- [PROBLEM TO SOLVE] Retype each entry below, keeping every character the same.

- [DATA FOR THE TASK]
——————————

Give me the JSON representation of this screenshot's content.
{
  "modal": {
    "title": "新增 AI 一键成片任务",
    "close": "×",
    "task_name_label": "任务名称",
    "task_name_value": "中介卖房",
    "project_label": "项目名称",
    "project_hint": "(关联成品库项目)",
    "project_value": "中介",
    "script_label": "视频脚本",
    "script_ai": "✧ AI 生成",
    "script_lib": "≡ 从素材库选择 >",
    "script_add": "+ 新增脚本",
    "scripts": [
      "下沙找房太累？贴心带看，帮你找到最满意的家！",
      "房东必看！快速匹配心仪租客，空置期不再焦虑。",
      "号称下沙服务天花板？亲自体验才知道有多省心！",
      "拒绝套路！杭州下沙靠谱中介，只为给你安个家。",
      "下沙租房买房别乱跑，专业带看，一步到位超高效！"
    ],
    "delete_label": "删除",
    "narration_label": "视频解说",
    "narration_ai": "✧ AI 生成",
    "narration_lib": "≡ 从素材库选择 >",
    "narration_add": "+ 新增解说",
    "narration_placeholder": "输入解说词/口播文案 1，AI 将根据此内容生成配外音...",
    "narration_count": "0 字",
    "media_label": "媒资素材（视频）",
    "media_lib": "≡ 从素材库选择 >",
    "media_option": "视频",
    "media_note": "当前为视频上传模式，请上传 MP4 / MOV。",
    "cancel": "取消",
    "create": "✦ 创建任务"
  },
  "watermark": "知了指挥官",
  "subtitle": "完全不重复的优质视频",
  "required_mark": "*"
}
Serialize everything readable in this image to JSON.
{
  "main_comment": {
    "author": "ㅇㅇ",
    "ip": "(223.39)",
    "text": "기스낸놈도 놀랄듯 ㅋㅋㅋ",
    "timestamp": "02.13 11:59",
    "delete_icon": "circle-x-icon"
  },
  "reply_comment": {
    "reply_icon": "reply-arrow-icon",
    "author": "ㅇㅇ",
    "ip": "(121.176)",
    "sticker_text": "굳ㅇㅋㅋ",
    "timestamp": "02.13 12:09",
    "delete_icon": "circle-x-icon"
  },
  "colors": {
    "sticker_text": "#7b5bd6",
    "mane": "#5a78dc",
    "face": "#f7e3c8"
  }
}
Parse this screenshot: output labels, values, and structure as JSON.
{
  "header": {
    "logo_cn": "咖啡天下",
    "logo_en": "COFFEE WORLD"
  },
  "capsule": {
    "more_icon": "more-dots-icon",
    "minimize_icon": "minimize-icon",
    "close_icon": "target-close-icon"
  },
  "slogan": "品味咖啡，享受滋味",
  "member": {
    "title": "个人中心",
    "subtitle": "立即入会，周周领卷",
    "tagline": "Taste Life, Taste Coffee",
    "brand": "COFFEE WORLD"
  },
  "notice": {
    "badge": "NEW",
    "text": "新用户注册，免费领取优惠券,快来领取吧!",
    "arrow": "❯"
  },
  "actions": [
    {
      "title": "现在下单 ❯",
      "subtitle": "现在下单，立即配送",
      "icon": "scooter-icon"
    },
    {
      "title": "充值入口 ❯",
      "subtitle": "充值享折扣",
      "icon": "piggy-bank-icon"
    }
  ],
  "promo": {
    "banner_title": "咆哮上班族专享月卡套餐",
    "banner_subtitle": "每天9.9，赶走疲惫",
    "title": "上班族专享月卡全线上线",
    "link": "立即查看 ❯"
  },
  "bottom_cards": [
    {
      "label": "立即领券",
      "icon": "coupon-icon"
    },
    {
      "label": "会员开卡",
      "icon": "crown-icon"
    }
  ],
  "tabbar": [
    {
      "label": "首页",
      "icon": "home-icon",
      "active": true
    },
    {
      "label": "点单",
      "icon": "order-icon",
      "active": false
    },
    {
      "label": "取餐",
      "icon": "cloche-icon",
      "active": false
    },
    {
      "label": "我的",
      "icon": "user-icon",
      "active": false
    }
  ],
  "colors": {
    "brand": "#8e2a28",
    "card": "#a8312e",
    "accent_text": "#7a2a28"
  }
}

——————————

- [REPLY]
Give me the JSON representation of this screenshot's content.
{
  "modal": {
    "title": "新增 AI 一键成片任务",
    "close": "×",
    "task_name_label": "任务名称",
    "task_name_value": "中介卖房",
    "project_label": "项目名称",
    "project_hint": "(关联成品库项目)",
    "project_value": "中介",
    "script_label": "视频脚本",
    "script_ai": "✧ AI 生成",
    "script_lib": "≡ 从素材库选择 >",
    "script_add": "+ 新增脚本",
    "scripts": [
      "下沙找房太累？贴心带看，帮你找到最满意的家！",
      "房东必看！快速匹配心仪租客，空置期不再焦虑。",
      "号称下沙服务天花板？亲自体验才知道有多省心！",
      "拒绝套路！杭州下沙靠谱中介，只为给你安个家。",
      "下沙租房买房别乱跑，专业带看，一步到位超高效！"
    ],
    "delete_label": "删除",
    "narration_label": "视频解说",
    "narration_ai": "✧ AI 生成",
    "narration_lib": "≡ 从素材库选择 >",
    "narration_add": "+ 新增解说",
    "narration_placeholder": "输入解说词/口播文案 1，AI 将根据此内容生成配外音...",
    "narration_count": "0 字",
    "media_label": "媒资素材（视频）",
    "media_lib": "≡ 从素材库选择 >",
    "media_option": "视频",
    "media_note": "当前为视频上传模式，请上传 MP4 / MOV。",
    "cancel": "取消",
    "create": "✦ 创建任务"
  },
  "watermark": "知了指挥官",
  "subtitle": "完全不重复的优质视频",
  "required_mark": "*"
}
Serialize everything readable in this image to JSON.
{
  "main_comment": {
    "author": "ㅇㅇ",
    "ip": "(223.39)",
    "text": "기스낸놈도 놀랄듯 ㅋㅋㅋ",
    "timestamp": "02.13 11:59",
    "delete_icon": "circle-x-icon"
  },
  "reply_comment": {
    "reply_icon": "reply-arrow-icon",
    "author": "ㅇㅇ",
    "ip": "(121.176)",
    "sticker_text": "굳ㅇㅋㅋ",
    "timestamp": "02.13 12:09",
    "delete_icon": "circle-x-icon"
  },
  "colors": {
    "sticker_text": "#7b5bd6",
    "mane": "#5a78dc",
    "face": "#f7e3c8"
  }
}
Parse this screenshot: output labels, values, and structure as JSON.
{
  "header": {
    "logo_cn": "咖啡天下",
    "logo_en": "COFFEE WORLD"
  },
  "capsule": {
    "more_icon": "more-dots-icon",
    "minimize_icon": "minimize-icon",
    "close_icon": "target-close-icon"
  },
  "slogan": "品味咖啡，享受滋味",
  "member": {
    "title": "个人中心",
    "subtitle": "立即入会，周周领卷",
    "tagline": "Taste Life, Taste Coffee",
    "brand": "COFFEE WORLD"
  },
  "notice": {
    "badge": "NEW",
    "text": "新用户注册，免费领取优惠券,快来领取吧!",
    "arrow": "❯"
  },
  "actions": [
    {
      "title": "现在下单 ❯",
      "subtitle": "现在下单，立即配送",
      "icon": "scooter-icon"
    },
    {
      "title": "充值入口 ❯",
      "subtitle": "充值享折扣",
      "icon": "piggy-bank-icon"
    }
  ],
  "promo": {
    "banner_title": "咆哮上班族专享月卡套餐",
    "banner_subtitle": "每天9.9，赶走疲惫",
    "title": "上班族专享月卡全线上线",
    "link": "立即查看 ❯"
  },
  "bottom_cards": [
    {
      "label": "立即领券",
      "icon": "coupon-icon"
    },
    {
      "label": "会员开卡",
      "icon": "crown-icon"
    }
  ],
  "tabbar": [
    {
      "label": "首页",
      "icon": "home-icon",
      "active": true
    },
    {
      "label": "点单",
      "icon": "order-icon",
      "active": false
    },
    {
      "label": "取餐",
      "icon": "cloche-icon",
      "active": false
    },
    {
      "label": "我的",
      "icon": "user-icon",
      "active": false
    }
  ],
  "colors": {
    "brand": "#8e2a28",
    "card": "#a8312e",
    "accent_text": "#7a2a28"
  }
}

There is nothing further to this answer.